* WHAT YOU ARE ASKED TO DO: In the data below, find each line containing the string "ankle" and return it.

* MATERIAL TO PROCESS:

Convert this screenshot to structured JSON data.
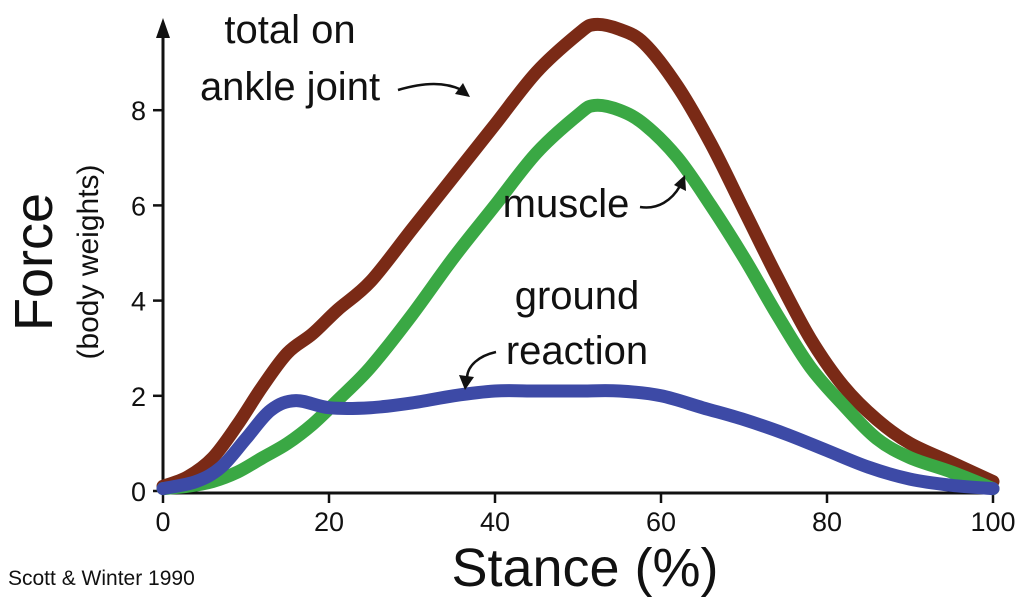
{
  "chart_data": {
    "type": "line",
    "xlabel": "Stance (%)",
    "ylabel": "Force",
    "ylabel_sub": "(body weights)",
    "xlim": [
      0,
      100
    ],
    "ylim": [
      0,
      10
    ],
    "x_ticks": [
      "0",
      "20",
      "40",
      "60",
      "80",
      "100"
    ],
    "y_ticks": [
      "0",
      "2",
      "4",
      "6",
      "8"
    ],
    "grid": false,
    "legend": "none",
    "series": [
      {
        "name": "total on ankle joint",
        "color": "#7a2a16",
        "points": [
          [
            0,
            0.1
          ],
          [
            3,
            0.3
          ],
          [
            6,
            0.7
          ],
          [
            9,
            1.4
          ],
          [
            12,
            2.2
          ],
          [
            15,
            2.9
          ],
          [
            18,
            3.3
          ],
          [
            21,
            3.8
          ],
          [
            25,
            4.4
          ],
          [
            30,
            5.5
          ],
          [
            35,
            6.6
          ],
          [
            40,
            7.7
          ],
          [
            45,
            8.8
          ],
          [
            50,
            9.6
          ],
          [
            52,
            9.8
          ],
          [
            55,
            9.7
          ],
          [
            58,
            9.4
          ],
          [
            62,
            8.5
          ],
          [
            66,
            7.3
          ],
          [
            70,
            5.9
          ],
          [
            74,
            4.5
          ],
          [
            78,
            3.2
          ],
          [
            82,
            2.2
          ],
          [
            86,
            1.5
          ],
          [
            90,
            1.0
          ],
          [
            95,
            0.6
          ],
          [
            100,
            0.2
          ]
        ]
      },
      {
        "name": "muscle",
        "color": "#3aa844",
        "points": [
          [
            0,
            0.05
          ],
          [
            3,
            0.1
          ],
          [
            6,
            0.2
          ],
          [
            9,
            0.4
          ],
          [
            12,
            0.7
          ],
          [
            15,
            1.0
          ],
          [
            18,
            1.4
          ],
          [
            21,
            1.9
          ],
          [
            25,
            2.6
          ],
          [
            30,
            3.7
          ],
          [
            35,
            4.9
          ],
          [
            40,
            6.0
          ],
          [
            45,
            7.1
          ],
          [
            50,
            7.9
          ],
          [
            52,
            8.1
          ],
          [
            55,
            8.0
          ],
          [
            58,
            7.7
          ],
          [
            62,
            7.0
          ],
          [
            66,
            6.0
          ],
          [
            70,
            4.9
          ],
          [
            74,
            3.7
          ],
          [
            78,
            2.6
          ],
          [
            82,
            1.8
          ],
          [
            86,
            1.1
          ],
          [
            90,
            0.7
          ],
          [
            95,
            0.4
          ],
          [
            100,
            0.05
          ]
        ]
      },
      {
        "name": "ground reaction",
        "color": "#3d4aa6",
        "points": [
          [
            0,
            0.05
          ],
          [
            4,
            0.2
          ],
          [
            7,
            0.5
          ],
          [
            10,
            1.1
          ],
          [
            13,
            1.7
          ],
          [
            16,
            1.9
          ],
          [
            20,
            1.75
          ],
          [
            25,
            1.75
          ],
          [
            30,
            1.85
          ],
          [
            35,
            2.0
          ],
          [
            40,
            2.1
          ],
          [
            45,
            2.1
          ],
          [
            50,
            2.1
          ],
          [
            55,
            2.1
          ],
          [
            60,
            2.0
          ],
          [
            65,
            1.75
          ],
          [
            70,
            1.5
          ],
          [
            75,
            1.2
          ],
          [
            80,
            0.85
          ],
          [
            85,
            0.5
          ],
          [
            90,
            0.25
          ],
          [
            95,
            0.12
          ],
          [
            100,
            0.05
          ]
        ]
      }
    ]
  },
  "annotations": {
    "total_line1": "total on",
    "total_line2": "ankle joint",
    "muscle": "muscle",
    "ground_line1": "ground",
    "ground_line2": "reaction"
  },
  "credit": "Scott & Winter 1990",
  "colors": {
    "axis": "#111111",
    "text": "#111111",
    "background": "#ffffff"
  }
}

* FINAL RESULT:
        "name": "total on ankle joint",
    "total_line2": "ankle joint",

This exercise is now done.